• [Prompt] Skip the pictures. Copy all the rest of the records down exactly.

[Data items]
===
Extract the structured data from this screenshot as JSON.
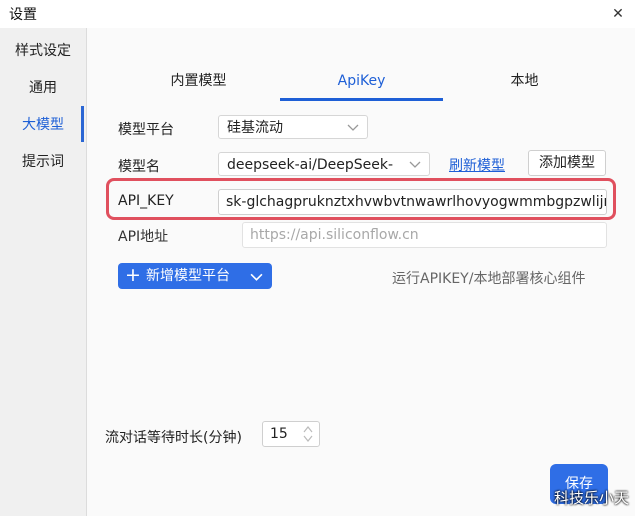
{
  "window": {
    "title": "设置",
    "close_glyph": "✕"
  },
  "sidebar": {
    "items": [
      {
        "label": "样式设定"
      },
      {
        "label": "通用"
      },
      {
        "label": "大模型"
      },
      {
        "label": "提示词"
      }
    ],
    "active_index": 2
  },
  "tabs": [
    {
      "label": "内置模型"
    },
    {
      "label": "ApiKey"
    },
    {
      "label": "本地"
    }
  ],
  "active_tab": 1,
  "form": {
    "platform_label": "模型平台",
    "platform_value": "硅基流动",
    "model_label": "模型名",
    "model_value": "deepseek-ai/DeepSeek-",
    "refresh_label": "刷新模型",
    "add_model_label": "添加模型",
    "api_key_label": "API_KEY",
    "api_key_value": "sk-glchagpruknztxhvwbvtnwawrlhovyogwmmbgpzwlijrsxl",
    "api_url_label": "API地址",
    "api_url_placeholder": "https://api.siliconflow.cn"
  },
  "add_platform_button": {
    "plus": "+",
    "label": "新增模型平台"
  },
  "hint_text": "运行APIKEY/本地部署核心组件",
  "wait_time": {
    "label": "流对话等待时长(分钟)",
    "value": "15"
  },
  "save_button": {
    "label": "保存"
  },
  "watermark": "科技乐小天",
  "colors": {
    "accent": "#1e5fd6",
    "highlight": "#e0505e",
    "primary_button": "#2f6ee6"
  }
}
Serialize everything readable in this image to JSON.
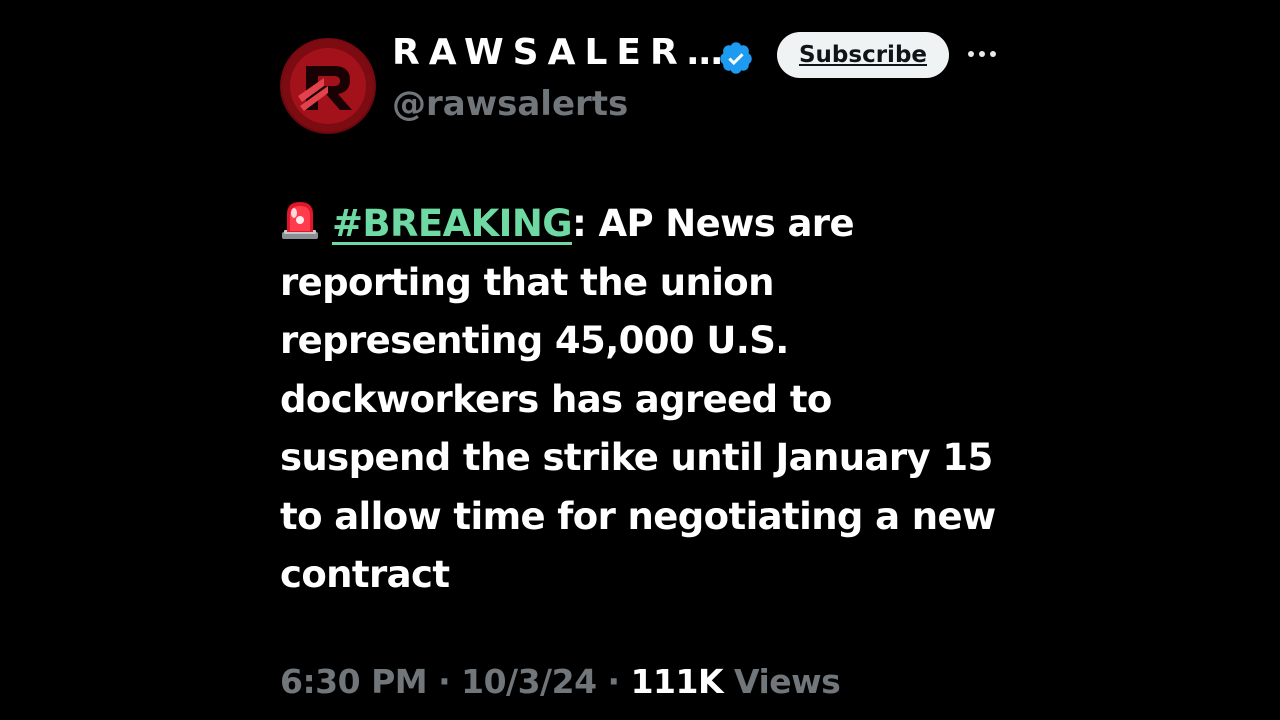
{
  "author": {
    "display_name": "RAWSALER…",
    "handle": "@rawsalerts",
    "verified": true,
    "avatar_icon": "rawsalerts-logo",
    "avatar_color": "#b3121c"
  },
  "actions": {
    "subscribe_label": "Subscribe",
    "more_icon": "more-horizontal-icon"
  },
  "post": {
    "emoji_icon": "police-siren-icon",
    "hashtag": "#BREAKING",
    "text_after_hashtag": ": AP News are reporting that the union representing 45,000 U.S. dockworkers has agreed to suspend the strike until January 15 to allow time for negotiating a new contract"
  },
  "meta": {
    "time": "6:30 PM",
    "separator": " · ",
    "date": "10/3/24",
    "views_count": "111K",
    "views_label": "Views"
  },
  "colors": {
    "background": "#000000",
    "text": "#ffffff",
    "secondary_text": "#71767b",
    "hashtag": "#6fd9a4",
    "verified_badge": "#1d9bf0"
  }
}
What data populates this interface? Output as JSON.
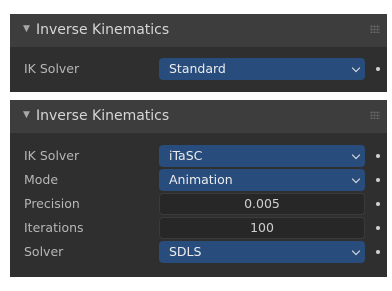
{
  "panel1": {
    "header": {
      "collapse_glyph": "▼",
      "title": "Inverse Kinematics"
    },
    "ik_solver": {
      "label": "IK Solver",
      "value": "Standard"
    }
  },
  "panel2": {
    "header": {
      "collapse_glyph": "▼",
      "title": "Inverse Kinematics"
    },
    "ik_solver": {
      "label": "IK Solver",
      "value": "iTaSC"
    },
    "mode": {
      "label": "Mode",
      "value": "Animation"
    },
    "precision": {
      "label": "Precision",
      "value": "0.005"
    },
    "iterations": {
      "label": "Iterations",
      "value": "100"
    },
    "solver": {
      "label": "Solver",
      "value": "SDLS"
    }
  },
  "colors": {
    "panel_bg": "#2f2f2f",
    "header_bg": "#3d3d3d",
    "select_bg": "#284d7d",
    "number_bg": "#272727"
  }
}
===
• [Result]
Extract the structured data from this screenshot as JSON.
{
  "window": {
    "title": "设置",
    "close_glyph": "✕"
  },
  "sidebar": {
    "items": [
      {
        "label": "样式设定"
      },
      {
        "label": "通用"
      },
      {
        "label": "大模型"
      },
      {
        "label": "提示词"
      }
    ],
    "active_index": 2
  },
  "tabs": [
    {
      "label": "内置模型"
    },
    {
      "label": "ApiKey"
    },
    {
      "label": "本地"
    }
  ],
  "active_tab": 1,
  "form": {
    "platform_label": "模型平台",
    "platform_value": "硅基流动",
    "model_label": "模型名",
    "model_value": "deepseek-ai/DeepSeek-",
    "refresh_label": "刷新模型",
    "add_model_label": "添加模型",
    "api_key_label": "API_KEY",
    "api_key_value": "sk-glchagpruknztxhvwbvtnwawrlhovyogwmmbgpzwlijrsxl",
    "api_url_label": "API地址",
    "api_url_placeholder": "https://api.siliconflow.cn"
  },
  "add_platform_button": {
    "plus": "+",
    "label": "新增模型平台"
  },
  "hint_text": "运行APIKEY/本地部署核心组件",
  "wait_time": {
    "label": "流对话等待时长(分钟)",
    "value": "15"
  },
  "save_button": {
    "label": "保存"
  },
  "watermark": "科技乐小天",
  "colors": {
    "accent": "#1e5fd6",
    "highlight": "#e0505e",
    "primary_button": "#2f6ee6"
  }
}
Serialize everything readable in this image to JSON.
{
  "author": {
    "display_name": "RAWSALER…",
    "handle": "@rawsalerts",
    "verified": true,
    "avatar_icon": "rawsalerts-logo",
    "avatar_color": "#b3121c"
  },
  "actions": {
    "subscribe_label": "Subscribe",
    "more_icon": "more-horizontal-icon"
  },
  "post": {
    "emoji_icon": "police-siren-icon",
    "hashtag": "#BREAKING",
    "text_after_hashtag": ": AP News are reporting that the union representing 45,000 U.S. dockworkers has agreed to suspend the strike until January 15 to allow time for negotiating a new contract"
  },
  "meta": {
    "time": "6:30 PM",
    "separator": " · ",
    "date": "10/3/24",
    "views_count": "111K",
    "views_label": "Views"
  },
  "colors": {
    "background": "#000000",
    "text": "#ffffff",
    "secondary_text": "#71767b",
    "hashtag": "#6fd9a4",
    "verified_badge": "#1d9bf0"
  }
}
What data populates this interface? Output as JSON.
{
  "panel1": {
    "header": {
      "collapse_glyph": "▼",
      "title": "Inverse Kinematics"
    },
    "ik_solver": {
      "label": "IK Solver",
      "value": "Standard"
    }
  },
  "panel2": {
    "header": {
      "collapse_glyph": "▼",
      "title": "Inverse Kinematics"
    },
    "ik_solver": {
      "label": "IK Solver",
      "value": "iTaSC"
    },
    "mode": {
      "label": "Mode",
      "value": "Animation"
    },
    "precision": {
      "label": "Precision",
      "value": "0.005"
    },
    "iterations": {
      "label": "Iterations",
      "value": "100"
    },
    "solver": {
      "label": "Solver",
      "value": "SDLS"
    }
  },
  "colors": {
    "panel_bg": "#2f2f2f",
    "header_bg": "#3d3d3d",
    "select_bg": "#284d7d",
    "number_bg": "#272727"
  }
}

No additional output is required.